### Exercise:
Without the pictures, return all of the material exactly as written.
####################
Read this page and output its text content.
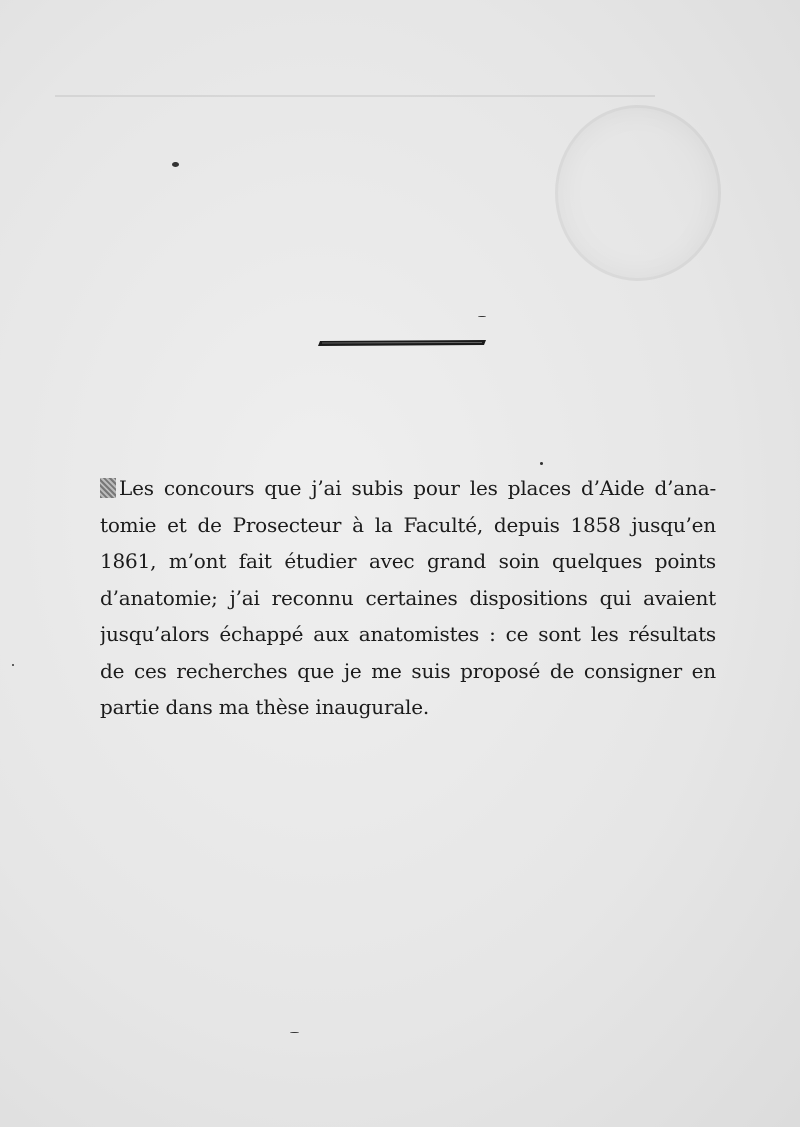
Les concours que j’ai subis pour les places d’Aide d’ana-
tomie et de Prosecteur à la Faculté, depuis 1858 jusqu’en
1861, m’ont fait étudier avec grand soin quelques points
d’anatomie; j’ai reconnu certaines dispositions qui avaient
jusqu’alors échappé aux anatomistes : ce sont les résultats
de ces recherches que je me suis proposé de consigner en
partie dans ma thèse inaugurale.
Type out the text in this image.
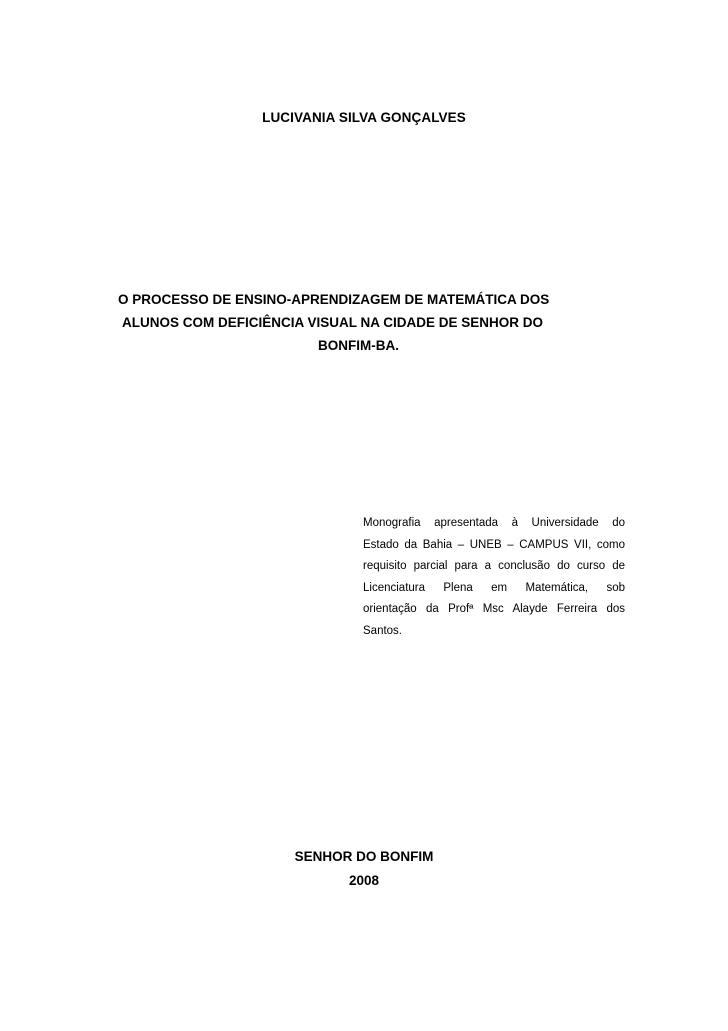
LUCIVANIA SILVA GONÇALVES
O PROCESSO DE ENSINO-APRENDIZAGEM DE MATEMÁTICA DOS
ALUNOS COM DEFICIÊNCIA VISUAL NA CIDADE DE SENHOR DO
BONFIM-BA.
Monografia apresentada à Universidade do
Estado da Bahia – UNEB – CAMPUS VII, como
requisito parcial para a conclusão do curso de
Licenciatura Plena em Matemática, sob
orientação da Profª Msc Alayde Ferreira dos
Santos.
SENHOR DO BONFIM
2008
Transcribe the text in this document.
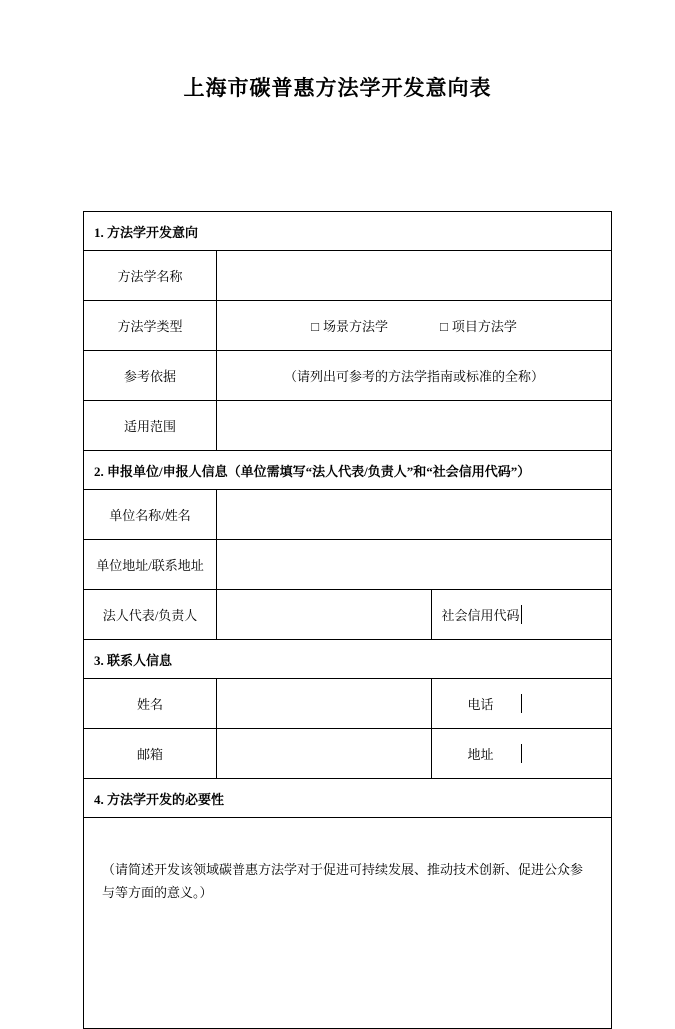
上海市碳普惠方法学开发意向表
1. 方法学开发意向
方法学名称	
方法学类型	□ 场景方法学	□ 项目方法学

参考依据	（请列出可参考的方法学指南或标准的全称）
适用范围	
2. 申报单位/申报人信息（单位需填写“法人代表/负责人”和“社会信用代码”）
单位名称/姓名	
单位地址/联系地址	
法人代表/负责人			社会信用代码	

3. 联系人信息
姓名			电话	

邮箱			地址	

4. 方法学开发的必要性
（请简述开发该领域碳普惠方法学对于促进可持续发展、推动技术创新、促进公众参与等方面的意义。）
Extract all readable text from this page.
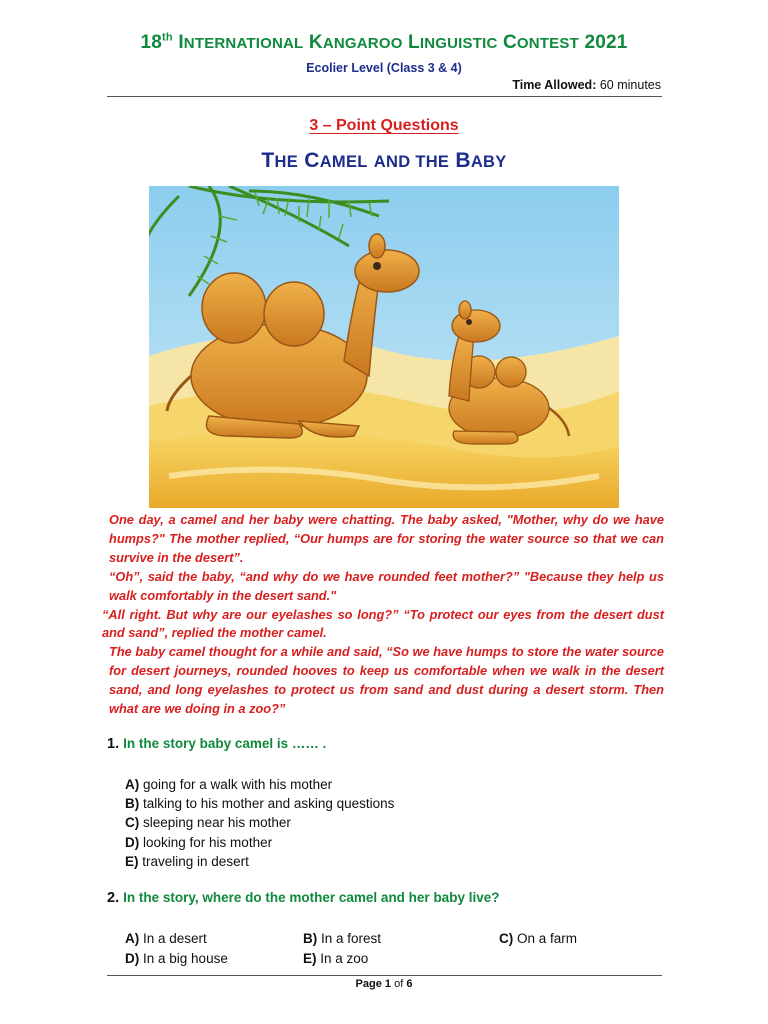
18th INTERNATIONAL KANGAROO LINGUISTIC CONTEST 2021
Ecolier Level (Class 3 & 4)
Time Allowed: 60 minutes
3 – Point Questions
THE CAMEL AND THE BABY

One day, a camel and her baby were chatting. The baby asked, "Mother, why do we have humps?" The mother replied, “Our humps are for storing the water source so that we can survive in the desert”.

“Oh”, said the baby, “and why do we have rounded feet mother?” "Because they help us walk comfortably in the desert sand."

“All right. But why are our eyelashes so long?” “To protect our eyes from the desert dust and sand”, replied the mother camel.

The baby camel thought for a while and said, “So we have humps to store the water source for desert journeys, rounded hooves to keep us comfortable when we walk in the desert sand, and long eyelashes to protect us from sand and dust during a desert storm. Then what are we doing in a zoo?”

1. In the story baby camel is …… .
A) going for a walk with his mother
B) talking to his mother and asking questions
C) sleeping near his mother
D) looking for his mother
E) traveling in desert
2. In the story, where do the mother camel and her baby live?
A) In a desert	B) In a forest	C) On a farm
D) In a big house	E) In a zoo
Page 1 of 6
####################
### Right answer:
Read this page and output its text content.
Les concours que j’ai subis pour les places d’Aide d’ana-
tomie et de Prosecteur à la Faculté, depuis 1858 jusqu’en
1861, m’ont fait étudier avec grand soin quelques points
d’anatomie; j’ai reconnu certaines dispositions qui avaient
jusqu’alors échappé aux anatomistes : ce sont les résultats
de ces recherches que je me suis proposé de consigner en
partie dans ma thèse inaugurale.
Type out the text in this image.
LUCIVANIA SILVA GONÇALVES
O PROCESSO DE ENSINO-APRENDIZAGEM DE MATEMÁTICA DOS
ALUNOS COM DEFICIÊNCIA VISUAL NA CIDADE DE SENHOR DO
BONFIM-BA.
Monografia apresentada à Universidade do
Estado da Bahia – UNEB – CAMPUS VII, como
requisito parcial para a conclusão do curso de
Licenciatura Plena em Matemática, sob
orientação da Profª Msc Alayde Ferreira dos
Santos.
SENHOR DO BONFIM
2008
Transcribe the text in this document.
上海市碳普惠方法学开发意向表
1. 方法学开发意向
方法学名称	
方法学类型	□ 场景方法学	□ 项目方法学

参考依据	（请列出可参考的方法学指南或标准的全称）
适用范围	
2. 申报单位/申报人信息（单位需填写“法人代表/负责人”和“社会信用代码”）
单位名称/姓名	
单位地址/联系地址	
法人代表/负责人			社会信用代码	

3. 联系人信息
姓名			电话	

邮箱			地址	

4. 方法学开发的必要性
（请简述开发该领域碳普惠方法学对于促进可持续发展、推动技术创新、促进公众参与等方面的意义。）
Extract all readable text from this page.
18th INTERNATIONAL KANGAROO LINGUISTIC CONTEST 2021
Ecolier Level (Class 3 & 4)
Time Allowed: 60 minutes
3 – Point Questions
THE CAMEL AND THE BABY

One day, a camel and her baby were chatting. The baby asked, "Mother, why do we have humps?" The mother replied, “Our humps are for storing the water source so that we can survive in the desert”.

“Oh”, said the baby, “and why do we have rounded feet mother?” "Because they help us walk comfortably in the desert sand."

“All right. But why are our eyelashes so long?” “To protect our eyes from the desert dust and sand”, replied the mother camel.

The baby camel thought for a while and said, “So we have humps to store the water source for desert journeys, rounded hooves to keep us comfortable when we walk in the desert sand, and long eyelashes to protect us from sand and dust during a desert storm. Then what are we doing in a zoo?”

1. In the story baby camel is …… .
A) going for a walk with his mother
B) talking to his mother and asking questions
C) sleeping near his mother
D) looking for his mother
E) traveling in desert
2. In the story, where do the mother camel and her baby live?
A) In a desert	B) In a forest	C) On a farm
D) In a big house	E) In a zoo
Page 1 of 6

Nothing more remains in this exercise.